>> Begin Data provided

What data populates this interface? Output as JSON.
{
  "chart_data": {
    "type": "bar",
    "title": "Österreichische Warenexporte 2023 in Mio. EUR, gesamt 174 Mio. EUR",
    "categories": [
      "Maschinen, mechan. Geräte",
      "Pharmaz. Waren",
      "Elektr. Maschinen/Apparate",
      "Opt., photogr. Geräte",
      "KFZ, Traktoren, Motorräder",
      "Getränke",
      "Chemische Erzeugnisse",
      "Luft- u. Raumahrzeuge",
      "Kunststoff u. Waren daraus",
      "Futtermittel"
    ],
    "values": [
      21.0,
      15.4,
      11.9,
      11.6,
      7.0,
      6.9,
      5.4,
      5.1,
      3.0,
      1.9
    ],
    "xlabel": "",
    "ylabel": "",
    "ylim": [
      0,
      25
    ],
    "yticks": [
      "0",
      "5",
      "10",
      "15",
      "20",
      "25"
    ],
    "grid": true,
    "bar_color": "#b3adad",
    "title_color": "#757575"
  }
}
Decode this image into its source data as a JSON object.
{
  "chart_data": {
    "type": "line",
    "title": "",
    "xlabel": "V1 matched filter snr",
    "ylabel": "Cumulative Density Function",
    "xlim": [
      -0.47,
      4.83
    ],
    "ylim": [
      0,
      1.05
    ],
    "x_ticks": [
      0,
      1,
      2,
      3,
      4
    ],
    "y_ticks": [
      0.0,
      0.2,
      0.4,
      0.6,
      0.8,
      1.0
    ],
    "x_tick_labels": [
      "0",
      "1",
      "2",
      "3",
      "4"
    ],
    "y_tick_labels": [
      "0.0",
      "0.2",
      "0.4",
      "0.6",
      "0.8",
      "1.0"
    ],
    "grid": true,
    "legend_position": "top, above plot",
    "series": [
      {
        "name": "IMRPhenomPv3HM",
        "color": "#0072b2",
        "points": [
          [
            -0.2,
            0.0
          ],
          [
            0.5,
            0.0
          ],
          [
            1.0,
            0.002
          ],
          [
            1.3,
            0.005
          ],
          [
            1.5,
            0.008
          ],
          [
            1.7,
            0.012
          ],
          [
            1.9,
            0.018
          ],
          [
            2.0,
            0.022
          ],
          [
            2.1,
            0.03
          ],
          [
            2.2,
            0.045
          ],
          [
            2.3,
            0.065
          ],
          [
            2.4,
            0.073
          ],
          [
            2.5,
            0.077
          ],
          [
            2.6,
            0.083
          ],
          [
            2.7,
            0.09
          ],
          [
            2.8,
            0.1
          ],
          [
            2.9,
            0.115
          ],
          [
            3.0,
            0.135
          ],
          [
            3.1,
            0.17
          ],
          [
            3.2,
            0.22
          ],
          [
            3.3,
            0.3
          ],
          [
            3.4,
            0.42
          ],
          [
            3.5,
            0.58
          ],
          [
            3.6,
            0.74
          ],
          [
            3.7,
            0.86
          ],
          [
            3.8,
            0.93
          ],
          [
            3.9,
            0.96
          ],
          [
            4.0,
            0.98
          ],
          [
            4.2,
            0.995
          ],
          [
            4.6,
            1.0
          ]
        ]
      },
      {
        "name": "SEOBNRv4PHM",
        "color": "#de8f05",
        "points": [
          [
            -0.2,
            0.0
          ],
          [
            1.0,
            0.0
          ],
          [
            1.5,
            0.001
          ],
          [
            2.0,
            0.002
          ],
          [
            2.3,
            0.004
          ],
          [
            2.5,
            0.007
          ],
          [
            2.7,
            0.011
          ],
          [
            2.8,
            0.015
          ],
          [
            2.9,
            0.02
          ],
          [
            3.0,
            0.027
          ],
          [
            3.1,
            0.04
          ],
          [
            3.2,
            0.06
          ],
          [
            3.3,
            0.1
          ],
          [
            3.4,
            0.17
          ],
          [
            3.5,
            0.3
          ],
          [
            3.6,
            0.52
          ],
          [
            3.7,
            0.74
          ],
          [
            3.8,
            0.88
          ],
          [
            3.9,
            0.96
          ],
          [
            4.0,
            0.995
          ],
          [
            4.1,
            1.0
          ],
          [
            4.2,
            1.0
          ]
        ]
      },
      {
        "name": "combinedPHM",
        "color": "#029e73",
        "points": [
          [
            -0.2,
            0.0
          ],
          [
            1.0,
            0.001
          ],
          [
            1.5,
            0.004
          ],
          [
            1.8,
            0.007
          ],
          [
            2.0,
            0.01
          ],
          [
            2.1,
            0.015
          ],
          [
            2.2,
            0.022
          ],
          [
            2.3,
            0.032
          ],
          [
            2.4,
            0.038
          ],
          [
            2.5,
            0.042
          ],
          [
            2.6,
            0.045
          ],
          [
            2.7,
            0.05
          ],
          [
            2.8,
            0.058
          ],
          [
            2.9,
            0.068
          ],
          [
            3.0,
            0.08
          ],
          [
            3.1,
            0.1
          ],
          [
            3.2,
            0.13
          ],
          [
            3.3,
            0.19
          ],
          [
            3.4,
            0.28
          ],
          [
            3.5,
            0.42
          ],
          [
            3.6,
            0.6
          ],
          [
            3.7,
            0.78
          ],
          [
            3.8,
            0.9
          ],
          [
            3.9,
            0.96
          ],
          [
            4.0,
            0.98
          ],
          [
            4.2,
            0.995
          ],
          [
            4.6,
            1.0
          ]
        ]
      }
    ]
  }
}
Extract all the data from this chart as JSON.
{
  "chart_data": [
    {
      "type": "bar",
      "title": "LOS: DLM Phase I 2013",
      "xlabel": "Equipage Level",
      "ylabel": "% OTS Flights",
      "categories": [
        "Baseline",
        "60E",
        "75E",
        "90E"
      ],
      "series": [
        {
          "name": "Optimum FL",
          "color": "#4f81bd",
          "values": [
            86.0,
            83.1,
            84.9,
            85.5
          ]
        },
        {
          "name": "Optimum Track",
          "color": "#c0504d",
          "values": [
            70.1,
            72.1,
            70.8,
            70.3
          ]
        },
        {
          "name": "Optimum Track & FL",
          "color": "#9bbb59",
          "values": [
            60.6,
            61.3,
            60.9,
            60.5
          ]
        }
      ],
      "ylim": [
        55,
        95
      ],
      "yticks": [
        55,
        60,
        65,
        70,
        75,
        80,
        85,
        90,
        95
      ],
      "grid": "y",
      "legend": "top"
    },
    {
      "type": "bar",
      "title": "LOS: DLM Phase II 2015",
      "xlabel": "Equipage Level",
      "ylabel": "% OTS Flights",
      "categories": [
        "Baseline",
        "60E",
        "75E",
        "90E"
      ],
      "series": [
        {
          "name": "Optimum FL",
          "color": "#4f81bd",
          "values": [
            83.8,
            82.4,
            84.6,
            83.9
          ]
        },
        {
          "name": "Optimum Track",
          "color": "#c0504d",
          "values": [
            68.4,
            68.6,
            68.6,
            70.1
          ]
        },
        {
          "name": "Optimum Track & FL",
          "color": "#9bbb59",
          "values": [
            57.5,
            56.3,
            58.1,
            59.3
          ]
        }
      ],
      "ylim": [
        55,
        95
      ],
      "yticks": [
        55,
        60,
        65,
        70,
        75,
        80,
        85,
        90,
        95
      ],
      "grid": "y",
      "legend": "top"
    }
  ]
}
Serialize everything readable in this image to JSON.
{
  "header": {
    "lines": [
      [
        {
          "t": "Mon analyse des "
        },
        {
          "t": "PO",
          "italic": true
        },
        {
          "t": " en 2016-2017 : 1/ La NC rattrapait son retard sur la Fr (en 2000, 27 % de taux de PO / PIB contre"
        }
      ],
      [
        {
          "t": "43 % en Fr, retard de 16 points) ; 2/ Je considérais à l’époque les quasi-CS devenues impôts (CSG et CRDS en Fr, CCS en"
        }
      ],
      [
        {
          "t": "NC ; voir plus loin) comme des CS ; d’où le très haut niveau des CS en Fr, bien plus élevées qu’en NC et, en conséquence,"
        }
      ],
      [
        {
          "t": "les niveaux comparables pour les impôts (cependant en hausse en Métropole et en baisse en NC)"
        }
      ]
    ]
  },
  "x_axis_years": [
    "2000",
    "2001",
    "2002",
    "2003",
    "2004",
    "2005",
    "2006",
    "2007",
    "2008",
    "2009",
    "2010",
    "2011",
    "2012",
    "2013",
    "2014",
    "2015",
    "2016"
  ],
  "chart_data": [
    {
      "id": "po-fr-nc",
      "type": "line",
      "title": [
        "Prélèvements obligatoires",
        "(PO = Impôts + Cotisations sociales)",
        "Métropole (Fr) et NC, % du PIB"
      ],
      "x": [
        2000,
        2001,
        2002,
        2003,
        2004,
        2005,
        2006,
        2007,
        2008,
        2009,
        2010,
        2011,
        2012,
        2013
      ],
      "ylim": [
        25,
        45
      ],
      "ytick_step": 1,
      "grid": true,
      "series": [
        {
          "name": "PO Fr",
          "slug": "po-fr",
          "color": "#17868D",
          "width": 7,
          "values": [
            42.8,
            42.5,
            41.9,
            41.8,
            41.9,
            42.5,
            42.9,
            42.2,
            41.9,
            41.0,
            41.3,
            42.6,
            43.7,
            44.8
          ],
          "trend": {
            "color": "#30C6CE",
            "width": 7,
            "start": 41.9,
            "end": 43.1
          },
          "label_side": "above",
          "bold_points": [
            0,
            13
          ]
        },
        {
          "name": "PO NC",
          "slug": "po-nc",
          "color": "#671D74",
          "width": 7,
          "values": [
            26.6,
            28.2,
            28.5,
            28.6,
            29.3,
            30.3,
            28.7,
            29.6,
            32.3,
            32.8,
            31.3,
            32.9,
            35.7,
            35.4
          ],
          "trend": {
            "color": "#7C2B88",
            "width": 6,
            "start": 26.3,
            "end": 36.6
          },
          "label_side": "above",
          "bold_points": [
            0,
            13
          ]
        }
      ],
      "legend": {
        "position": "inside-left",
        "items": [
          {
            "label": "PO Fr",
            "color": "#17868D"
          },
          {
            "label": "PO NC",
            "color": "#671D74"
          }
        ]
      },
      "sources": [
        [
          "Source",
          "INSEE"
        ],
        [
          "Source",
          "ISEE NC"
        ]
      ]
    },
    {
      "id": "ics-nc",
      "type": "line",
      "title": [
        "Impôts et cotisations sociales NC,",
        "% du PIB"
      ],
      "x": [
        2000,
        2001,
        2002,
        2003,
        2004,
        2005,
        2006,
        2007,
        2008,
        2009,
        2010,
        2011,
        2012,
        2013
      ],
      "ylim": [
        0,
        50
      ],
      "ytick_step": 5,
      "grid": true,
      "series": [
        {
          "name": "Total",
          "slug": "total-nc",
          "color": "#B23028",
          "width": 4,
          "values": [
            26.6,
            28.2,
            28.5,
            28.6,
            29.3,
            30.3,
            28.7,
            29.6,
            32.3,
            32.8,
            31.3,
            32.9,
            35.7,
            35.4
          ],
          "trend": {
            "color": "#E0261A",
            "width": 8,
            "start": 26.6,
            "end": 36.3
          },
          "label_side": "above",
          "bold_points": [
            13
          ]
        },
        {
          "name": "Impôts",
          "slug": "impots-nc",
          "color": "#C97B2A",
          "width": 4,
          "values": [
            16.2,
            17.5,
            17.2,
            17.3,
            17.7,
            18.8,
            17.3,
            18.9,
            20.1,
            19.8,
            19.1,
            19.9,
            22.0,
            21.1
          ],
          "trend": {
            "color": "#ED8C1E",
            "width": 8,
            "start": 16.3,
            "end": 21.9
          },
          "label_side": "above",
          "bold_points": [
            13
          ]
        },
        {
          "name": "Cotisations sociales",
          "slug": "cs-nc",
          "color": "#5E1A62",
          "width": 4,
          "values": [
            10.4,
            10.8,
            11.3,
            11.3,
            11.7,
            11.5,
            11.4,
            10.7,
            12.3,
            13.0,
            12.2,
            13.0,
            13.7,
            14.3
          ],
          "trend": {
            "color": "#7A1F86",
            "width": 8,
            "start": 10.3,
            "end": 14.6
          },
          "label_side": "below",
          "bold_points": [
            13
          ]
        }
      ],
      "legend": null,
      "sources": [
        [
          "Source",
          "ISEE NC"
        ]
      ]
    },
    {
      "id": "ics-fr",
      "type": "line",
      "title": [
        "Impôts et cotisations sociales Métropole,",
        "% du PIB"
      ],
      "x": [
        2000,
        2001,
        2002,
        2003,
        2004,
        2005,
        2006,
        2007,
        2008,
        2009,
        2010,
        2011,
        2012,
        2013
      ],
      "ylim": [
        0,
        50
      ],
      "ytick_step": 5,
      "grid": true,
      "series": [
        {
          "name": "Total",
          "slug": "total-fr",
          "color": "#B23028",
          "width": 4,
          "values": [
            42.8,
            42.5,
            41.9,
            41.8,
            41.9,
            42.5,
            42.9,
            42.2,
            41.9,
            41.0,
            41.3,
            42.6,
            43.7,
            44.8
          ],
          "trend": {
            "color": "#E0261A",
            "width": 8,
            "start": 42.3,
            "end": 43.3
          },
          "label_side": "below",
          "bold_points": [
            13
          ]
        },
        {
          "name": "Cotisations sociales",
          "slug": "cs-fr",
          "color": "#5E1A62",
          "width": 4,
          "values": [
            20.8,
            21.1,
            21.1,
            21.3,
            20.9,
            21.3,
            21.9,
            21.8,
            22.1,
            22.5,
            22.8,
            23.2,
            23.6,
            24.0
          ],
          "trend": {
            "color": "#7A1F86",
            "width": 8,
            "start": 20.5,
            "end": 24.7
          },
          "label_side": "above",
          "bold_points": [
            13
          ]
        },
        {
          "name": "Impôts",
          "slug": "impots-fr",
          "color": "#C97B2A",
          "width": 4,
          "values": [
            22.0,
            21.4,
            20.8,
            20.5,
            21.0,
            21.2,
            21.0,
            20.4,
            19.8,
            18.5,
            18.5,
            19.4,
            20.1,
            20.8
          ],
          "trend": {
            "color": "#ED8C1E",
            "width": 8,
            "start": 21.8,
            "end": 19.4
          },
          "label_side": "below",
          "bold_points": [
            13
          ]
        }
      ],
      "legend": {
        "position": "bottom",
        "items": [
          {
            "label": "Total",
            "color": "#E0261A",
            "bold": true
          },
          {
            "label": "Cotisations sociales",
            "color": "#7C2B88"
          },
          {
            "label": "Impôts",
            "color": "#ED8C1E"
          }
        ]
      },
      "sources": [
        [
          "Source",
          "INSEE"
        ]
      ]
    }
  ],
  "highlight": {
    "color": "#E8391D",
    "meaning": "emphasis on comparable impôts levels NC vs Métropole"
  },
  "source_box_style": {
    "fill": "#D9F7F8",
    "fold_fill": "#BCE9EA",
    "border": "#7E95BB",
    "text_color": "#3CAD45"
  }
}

>> End Data provided

Copy each line above containing the string "this".

- _Task solution_
What data populates this interface? Output as JSON.
Decode this image into its source data as a JSON object.
Extract all the data from this chart as JSON.
Serialize everything readable in this image to JSON.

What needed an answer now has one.